Work to do:
Return all the data below as it stands, minus the pictures.
--- BEGIN ---
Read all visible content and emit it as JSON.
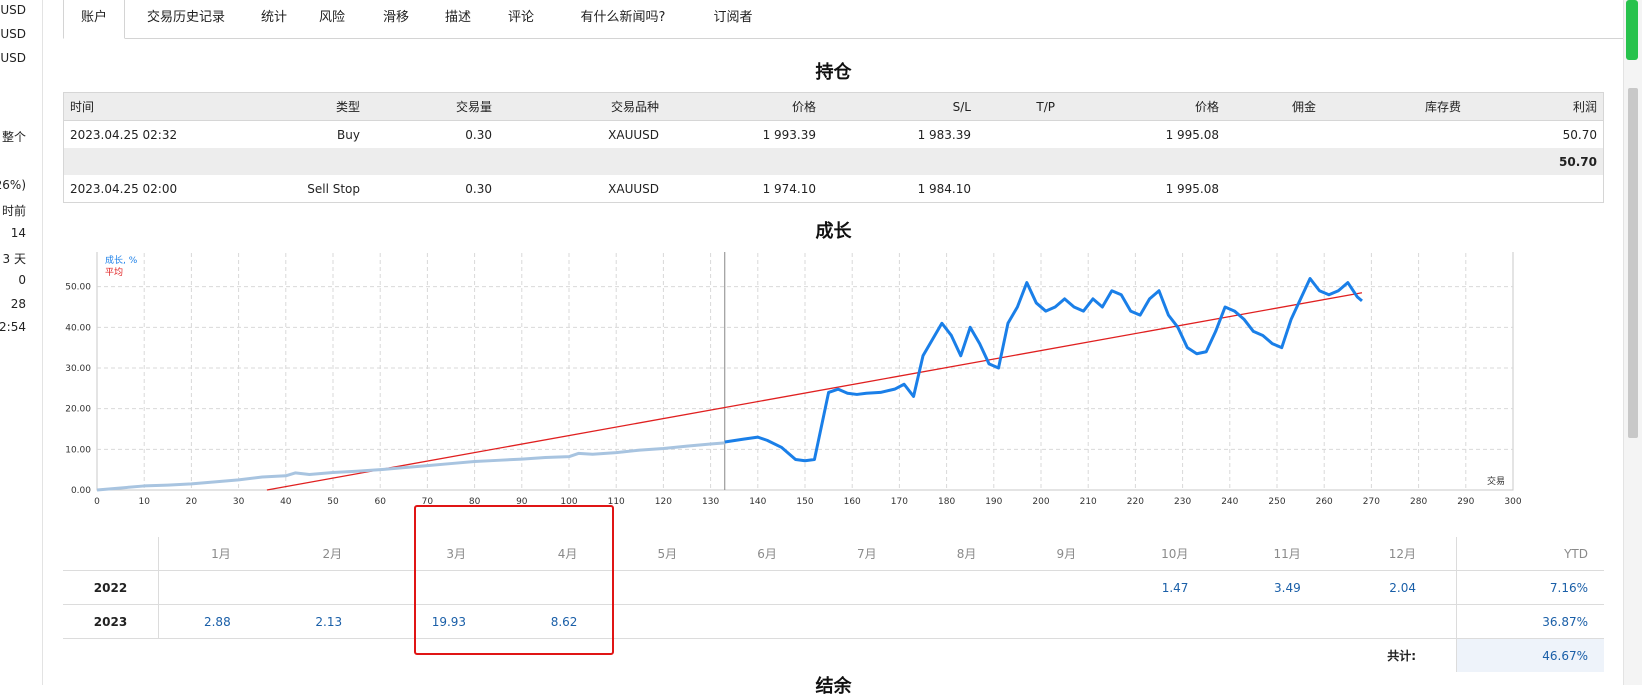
{
  "sidebar_fragments": [
    "USD",
    "USD",
    "USD",
    "整个",
    "26%)",
    "时前",
    "14",
    "3 天",
    "0",
    "28",
    "2:54"
  ],
  "tabs": [
    "账户",
    "交易历史记录",
    "统计",
    "风险",
    "滑移",
    "描述",
    "评论",
    "有什么新闻吗?",
    "订阅者"
  ],
  "positions": {
    "title": "持仓",
    "headers": [
      "时间",
      "类型",
      "交易量",
      "交易品种",
      "价格",
      "S/L",
      "T/P",
      "价格",
      "佣金",
      "库存费",
      "利润"
    ],
    "rows": [
      [
        "2023.04.25 02:32",
        "Buy",
        "0.30",
        "XAUUSD",
        "1 993.39",
        "1 983.39",
        "",
        "1 995.08",
        "",
        "",
        "50.70"
      ],
      [
        "",
        "",
        "",
        "",
        "",
        "",
        "",
        "",
        "",
        "",
        "50.70"
      ],
      [
        "2023.04.25 02:00",
        "Sell Stop",
        "0.30",
        "XAUUSD",
        "1 974.10",
        "1 984.10",
        "",
        "1 995.08",
        "",
        "",
        ""
      ]
    ]
  },
  "growth_title": "成长",
  "chart_data": {
    "type": "line",
    "legend": [
      "成长, %",
      "平均"
    ],
    "xlabel": "交易",
    "xlim": [
      0,
      300
    ],
    "ylim": [
      0,
      60
    ],
    "xticks": [
      0,
      10,
      20,
      30,
      40,
      50,
      60,
      70,
      80,
      90,
      100,
      110,
      120,
      130,
      140,
      150,
      160,
      170,
      180,
      190,
      200,
      210,
      220,
      230,
      240,
      250,
      260,
      270,
      280,
      290,
      300
    ],
    "yticks": [
      "0.00",
      "10.00",
      "20.00",
      "30.00",
      "40.00",
      "50.00",
      "60.00"
    ],
    "months": [
      "1月",
      "2月",
      "3月",
      "4月",
      "5月",
      "6月",
      "7月",
      "8月",
      "9月",
      "10月",
      "11月",
      "12月"
    ],
    "history_series": {
      "name": "成长, %",
      "x": [
        0,
        5,
        10,
        15,
        20,
        25,
        30,
        35,
        40,
        42,
        45,
        50,
        55,
        60,
        65,
        70,
        75,
        80,
        85,
        90,
        95,
        100,
        102,
        105,
        110,
        115,
        120,
        125,
        130,
        133
      ],
      "y": [
        0,
        0.5,
        1,
        1.2,
        1.5,
        2,
        2.5,
        3.2,
        3.5,
        4.2,
        3.8,
        4.3,
        4.6,
        5,
        5.5,
        6,
        6.5,
        7,
        7.3,
        7.6,
        8,
        8.2,
        9,
        8.8,
        9.2,
        9.8,
        10.2,
        10.8,
        11.3,
        11.6
      ]
    },
    "growth_series": {
      "name": "成长, %",
      "x": [
        133,
        137,
        140,
        142,
        145,
        148,
        150,
        152,
        155,
        157,
        159,
        161,
        163,
        166,
        169,
        171,
        173,
        175,
        177,
        179,
        181,
        183,
        185,
        187,
        189,
        191,
        193,
        195,
        197,
        199,
        201,
        203,
        205,
        207,
        209,
        211,
        213,
        215,
        217,
        219,
        221,
        223,
        225,
        227,
        229,
        231,
        233,
        235,
        237,
        239,
        241,
        243,
        245,
        247,
        249,
        251,
        253,
        255,
        257,
        259,
        261,
        263,
        265,
        267,
        268
      ],
      "y": [
        11.8,
        12.5,
        13,
        12.2,
        10.5,
        7.5,
        7.2,
        7.5,
        24,
        24.8,
        23.8,
        23.5,
        23.8,
        24,
        24.8,
        26,
        23,
        33,
        37,
        41,
        38,
        33,
        40,
        36,
        31,
        30,
        41,
        45,
        51,
        46,
        44,
        45,
        47,
        45,
        44,
        47,
        45,
        49,
        48,
        44,
        43,
        47,
        49,
        43,
        40,
        35,
        33.5,
        34,
        39,
        45,
        44,
        42,
        39,
        38,
        36,
        35,
        42,
        47,
        52,
        49,
        48,
        49,
        51,
        47.5,
        46.5
      ]
    },
    "average_series": {
      "name": "平均",
      "x": [
        36,
        268
      ],
      "y": [
        0,
        48.5
      ]
    },
    "current_marker_x": 133
  },
  "monthly": {
    "months": [
      "1月",
      "2月",
      "3月",
      "4月",
      "5月",
      "6月",
      "7月",
      "8月",
      "9月",
      "10月",
      "11月",
      "12月"
    ],
    "ytd_label": "YTD",
    "rows": [
      {
        "year": "2022",
        "values": [
          "",
          "",
          "",
          "",
          "",
          "",
          "",
          "",
          "",
          "1.47",
          "3.49",
          "2.04"
        ],
        "ytd": "7.16%"
      },
      {
        "year": "2023",
        "values": [
          "2.88",
          "2.13",
          "19.93",
          "8.62",
          "",
          "",
          "",
          "",
          "",
          "",
          "",
          ""
        ],
        "ytd": "36.87%"
      }
    ],
    "total_label": "共计:",
    "total_value": "46.67%"
  },
  "next_section_title": "结余",
  "colors": {
    "growth": "#1a7fe8",
    "history": "#a8c4e0",
    "average": "#e02020",
    "highlight": "#e01515"
  }
}
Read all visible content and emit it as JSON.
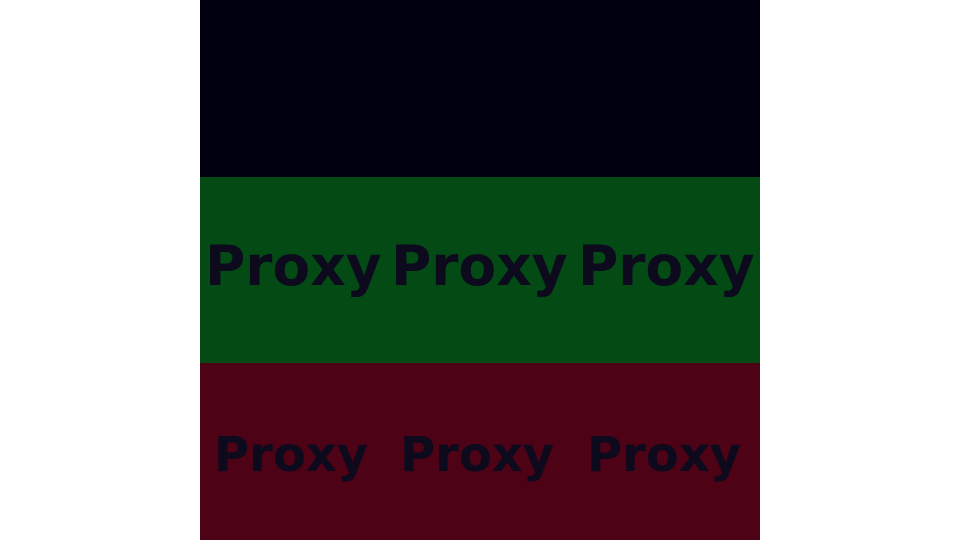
{
  "colors": {
    "page_background": "#ffffff",
    "band_top": "#000011",
    "band_middle": "#034a15",
    "band_bottom": "#4d0215",
    "text": "#0c0a1c"
  },
  "bands": {
    "middle": {
      "words": [
        "Proxy",
        "Proxy",
        "Proxy"
      ]
    },
    "bottom": {
      "words": [
        "Proxy",
        "Proxy",
        "Proxy"
      ]
    }
  }
}
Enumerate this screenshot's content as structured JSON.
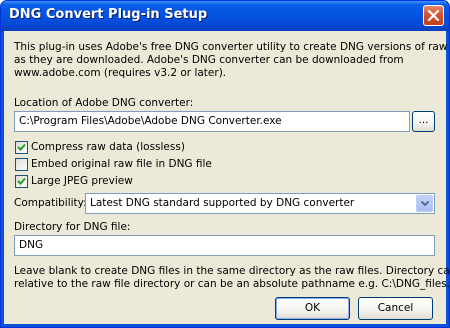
{
  "window": {
    "title": "DNG Convert Plug-in Setup",
    "close_icon": "close-icon"
  },
  "intro": {
    "line1": "This plug-in uses Adobe's free DNG converter utility to create DNG versions of raw files",
    "line2": "as they are downloaded. Adobe's DNG converter can be downloaded from",
    "line3": "www.adobe.com (requires v3.2 or later)."
  },
  "converter": {
    "label": "Location of Adobe DNG converter:",
    "path": "C:\\Program Files\\Adobe\\Adobe DNG Converter.exe",
    "browse_label": "..."
  },
  "options": {
    "compress": {
      "label": "Compress raw data (lossless)",
      "checked": true
    },
    "embed": {
      "label": "Embed original raw file in DNG file",
      "checked": false
    },
    "preview": {
      "label": "Large JPEG preview",
      "checked": true
    }
  },
  "compatibility": {
    "label": "Compatibility:",
    "selected": "Latest DNG standard supported by DNG converter"
  },
  "directory": {
    "label": "Directory for DNG file:",
    "value": "DNG",
    "help1": "Leave blank to create DNG files in the same directory as the raw files. Directory can be",
    "help2": "relative to the raw file directory or can be an absolute pathname e.g. C:\\DNG_files."
  },
  "buttons": {
    "ok": "OK",
    "cancel": "Cancel"
  }
}
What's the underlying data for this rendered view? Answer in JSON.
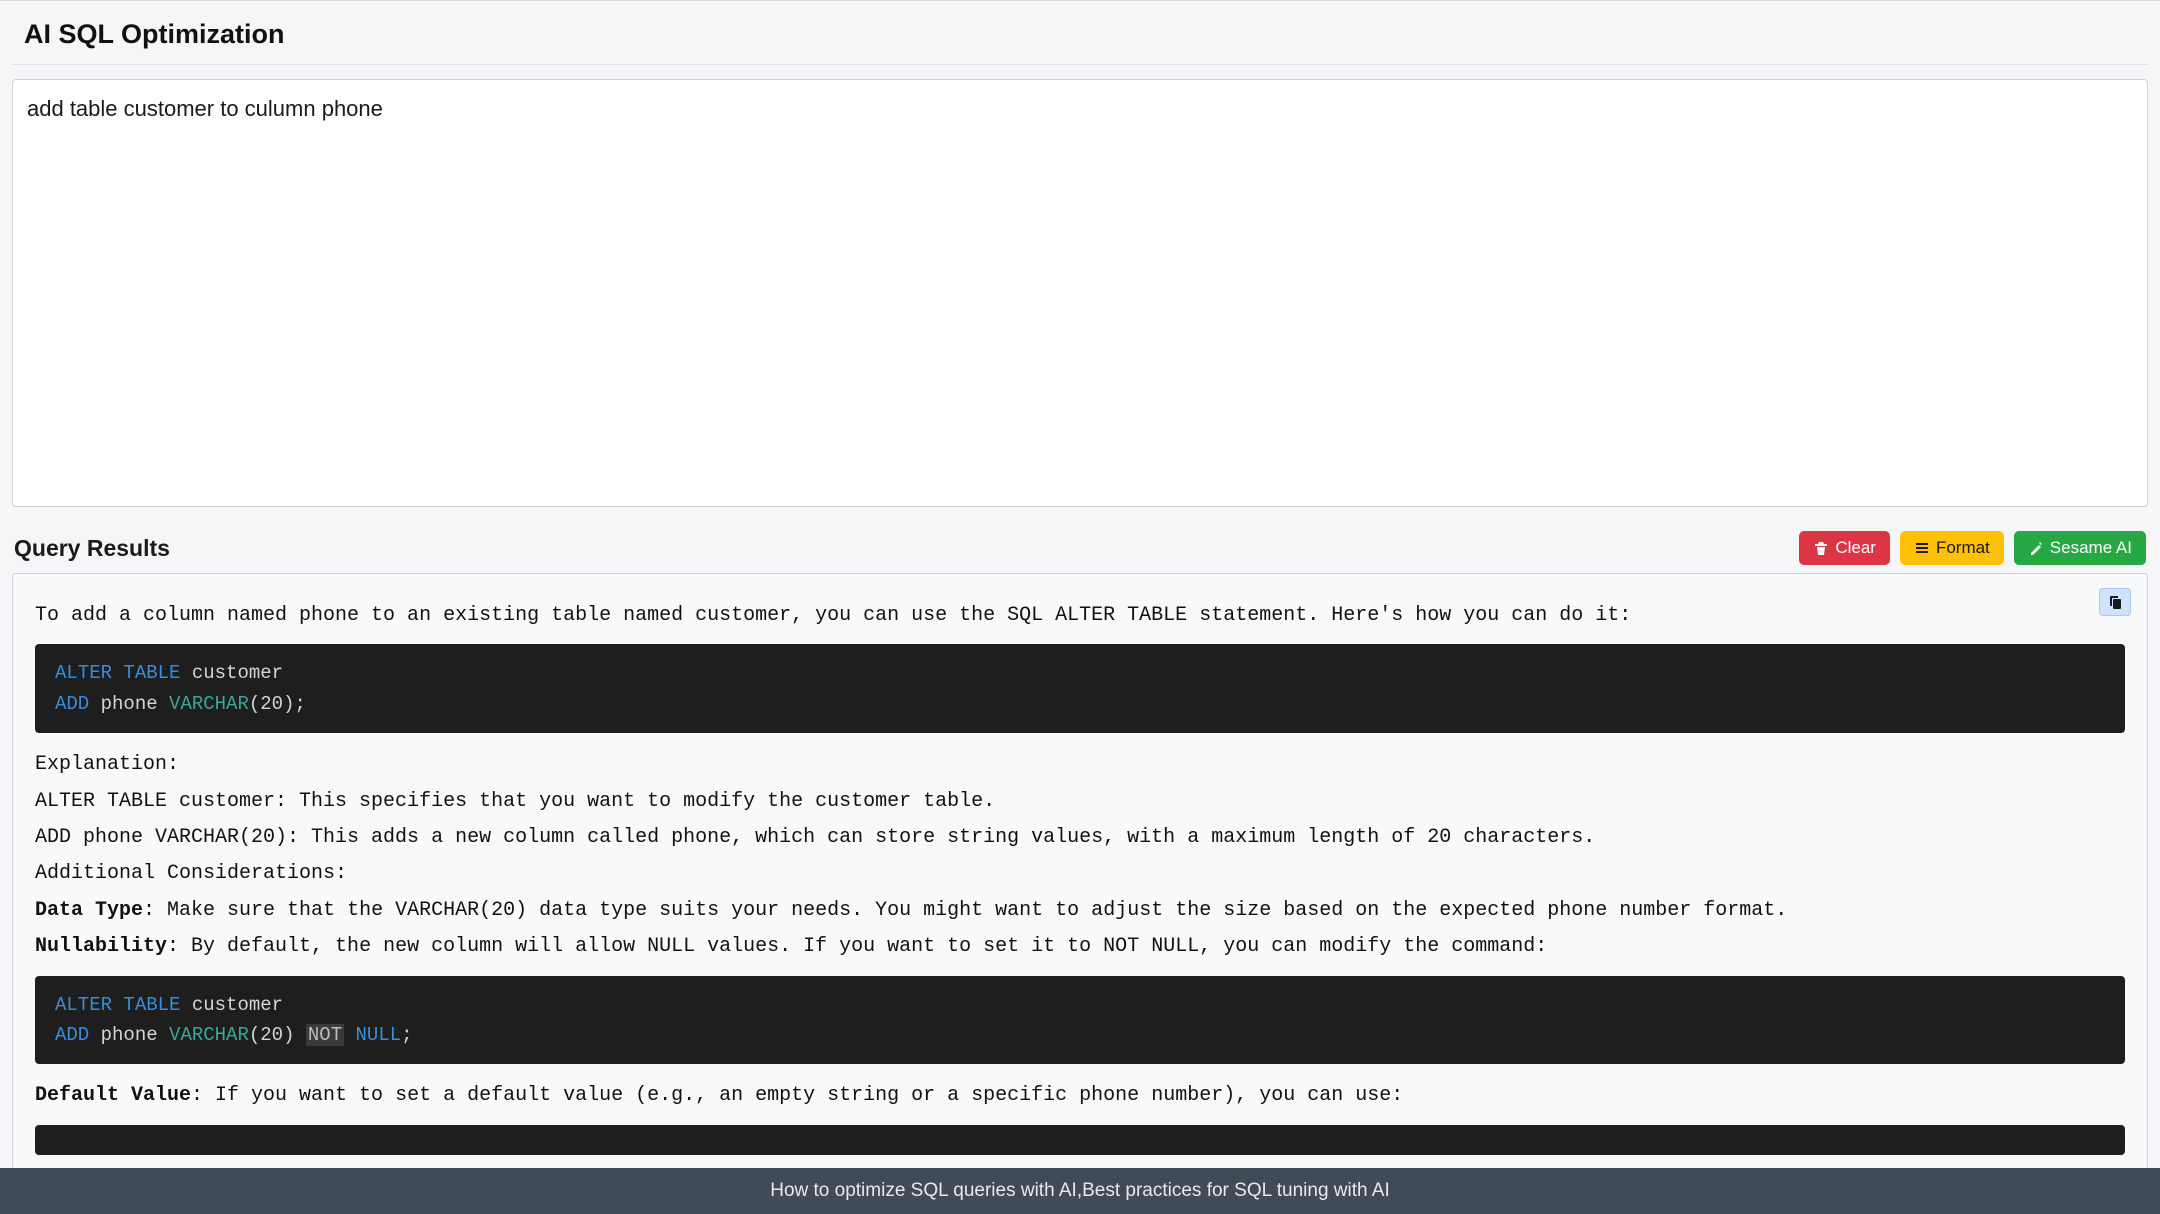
--- END ---
Correct answer:
Read all visible content and emit it as JSON.
{
  "sidebar_fragments": [
    "USD",
    "USD",
    "USD",
    "整个",
    "26%)",
    "时前",
    "14",
    "3 天",
    "0",
    "28",
    "2:54"
  ],
  "tabs": [
    "账户",
    "交易历史记录",
    "统计",
    "风险",
    "滑移",
    "描述",
    "评论",
    "有什么新闻吗?",
    "订阅者"
  ],
  "positions": {
    "title": "持仓",
    "headers": [
      "时间",
      "类型",
      "交易量",
      "交易品种",
      "价格",
      "S/L",
      "T/P",
      "价格",
      "佣金",
      "库存费",
      "利润"
    ],
    "rows": [
      [
        "2023.04.25 02:32",
        "Buy",
        "0.30",
        "XAUUSD",
        "1 993.39",
        "1 983.39",
        "",
        "1 995.08",
        "",
        "",
        "50.70"
      ],
      [
        "",
        "",
        "",
        "",
        "",
        "",
        "",
        "",
        "",
        "",
        "50.70"
      ],
      [
        "2023.04.25 02:00",
        "Sell Stop",
        "0.30",
        "XAUUSD",
        "1 974.10",
        "1 984.10",
        "",
        "1 995.08",
        "",
        "",
        ""
      ]
    ]
  },
  "growth_title": "成长",
  "chart_data": {
    "type": "line",
    "legend": [
      "成长, %",
      "平均"
    ],
    "xlabel": "交易",
    "xlim": [
      0,
      300
    ],
    "ylim": [
      0,
      60
    ],
    "xticks": [
      0,
      10,
      20,
      30,
      40,
      50,
      60,
      70,
      80,
      90,
      100,
      110,
      120,
      130,
      140,
      150,
      160,
      170,
      180,
      190,
      200,
      210,
      220,
      230,
      240,
      250,
      260,
      270,
      280,
      290,
      300
    ],
    "yticks": [
      "0.00",
      "10.00",
      "20.00",
      "30.00",
      "40.00",
      "50.00",
      "60.00"
    ],
    "months": [
      "1月",
      "2月",
      "3月",
      "4月",
      "5月",
      "6月",
      "7月",
      "8月",
      "9月",
      "10月",
      "11月",
      "12月"
    ],
    "history_series": {
      "name": "成长, %",
      "x": [
        0,
        5,
        10,
        15,
        20,
        25,
        30,
        35,
        40,
        42,
        45,
        50,
        55,
        60,
        65,
        70,
        75,
        80,
        85,
        90,
        95,
        100,
        102,
        105,
        110,
        115,
        120,
        125,
        130,
        133
      ],
      "y": [
        0,
        0.5,
        1,
        1.2,
        1.5,
        2,
        2.5,
        3.2,
        3.5,
        4.2,
        3.8,
        4.3,
        4.6,
        5,
        5.5,
        6,
        6.5,
        7,
        7.3,
        7.6,
        8,
        8.2,
        9,
        8.8,
        9.2,
        9.8,
        10.2,
        10.8,
        11.3,
        11.6
      ]
    },
    "growth_series": {
      "name": "成长, %",
      "x": [
        133,
        137,
        140,
        142,
        145,
        148,
        150,
        152,
        155,
        157,
        159,
        161,
        163,
        166,
        169,
        171,
        173,
        175,
        177,
        179,
        181,
        183,
        185,
        187,
        189,
        191,
        193,
        195,
        197,
        199,
        201,
        203,
        205,
        207,
        209,
        211,
        213,
        215,
        217,
        219,
        221,
        223,
        225,
        227,
        229,
        231,
        233,
        235,
        237,
        239,
        241,
        243,
        245,
        247,
        249,
        251,
        253,
        255,
        257,
        259,
        261,
        263,
        265,
        267,
        268
      ],
      "y": [
        11.8,
        12.5,
        13,
        12.2,
        10.5,
        7.5,
        7.2,
        7.5,
        24,
        24.8,
        23.8,
        23.5,
        23.8,
        24,
        24.8,
        26,
        23,
        33,
        37,
        41,
        38,
        33,
        40,
        36,
        31,
        30,
        41,
        45,
        51,
        46,
        44,
        45,
        47,
        45,
        44,
        47,
        45,
        49,
        48,
        44,
        43,
        47,
        49,
        43,
        40,
        35,
        33.5,
        34,
        39,
        45,
        44,
        42,
        39,
        38,
        36,
        35,
        42,
        47,
        52,
        49,
        48,
        49,
        51,
        47.5,
        46.5
      ]
    },
    "average_series": {
      "name": "平均",
      "x": [
        36,
        268
      ],
      "y": [
        0,
        48.5
      ]
    },
    "current_marker_x": 133
  },
  "monthly": {
    "months": [
      "1月",
      "2月",
      "3月",
      "4月",
      "5月",
      "6月",
      "7月",
      "8月",
      "9月",
      "10月",
      "11月",
      "12月"
    ],
    "ytd_label": "YTD",
    "rows": [
      {
        "year": "2022",
        "values": [
          "",
          "",
          "",
          "",
          "",
          "",
          "",
          "",
          "",
          "1.47",
          "3.49",
          "2.04"
        ],
        "ytd": "7.16%"
      },
      {
        "year": "2023",
        "values": [
          "2.88",
          "2.13",
          "19.93",
          "8.62",
          "",
          "",
          "",
          "",
          "",
          "",
          "",
          ""
        ],
        "ytd": "36.87%"
      }
    ],
    "total_label": "共计:",
    "total_value": "46.67%"
  },
  "next_section_title": "结余",
  "colors": {
    "growth": "#1a7fe8",
    "history": "#a8c4e0",
    "average": "#e02020",
    "highlight": "#e01515"
  }
}
Read all visible content and emit it as JSON.
{
  "colors": {
    "page_background": "#ffffff",
    "band_top": "#000011",
    "band_middle": "#034a15",
    "band_bottom": "#4d0215",
    "text": "#0c0a1c"
  },
  "bands": {
    "middle": {
      "words": [
        "Proxy",
        "Proxy",
        "Proxy"
      ]
    },
    "bottom": {
      "words": [
        "Proxy",
        "Proxy",
        "Proxy"
      ]
    }
  }
}
Enumerate this screenshot's content as structured JSON.
{
  "window": {
    "title": "DNG Convert Plug-in Setup",
    "close_icon": "close-icon"
  },
  "intro": {
    "line1": "This plug-in uses Adobe's free DNG converter utility to create DNG versions of raw files",
    "line2": "as they are downloaded. Adobe's DNG converter can be downloaded from",
    "line3": "www.adobe.com (requires v3.2 or later)."
  },
  "converter": {
    "label": "Location of Adobe DNG converter:",
    "path": "C:\\Program Files\\Adobe\\Adobe DNG Converter.exe",
    "browse_label": "..."
  },
  "options": {
    "compress": {
      "label": "Compress raw data (lossless)",
      "checked": true
    },
    "embed": {
      "label": "Embed original raw file in DNG file",
      "checked": false
    },
    "preview": {
      "label": "Large JPEG preview",
      "checked": true
    }
  },
  "compatibility": {
    "label": "Compatibility:",
    "selected": "Latest DNG standard supported by DNG converter"
  },
  "directory": {
    "label": "Directory for DNG file:",
    "value": "DNG",
    "help1": "Leave blank to create DNG files in the same directory as the raw files. Directory can be",
    "help2": "relative to the raw file directory or can be an absolute pathname e.g. C:\\DNG_files."
  },
  "buttons": {
    "ok": "OK",
    "cancel": "Cancel"
  }
}
What's the underlying data for this rendered view? Answer in JSON.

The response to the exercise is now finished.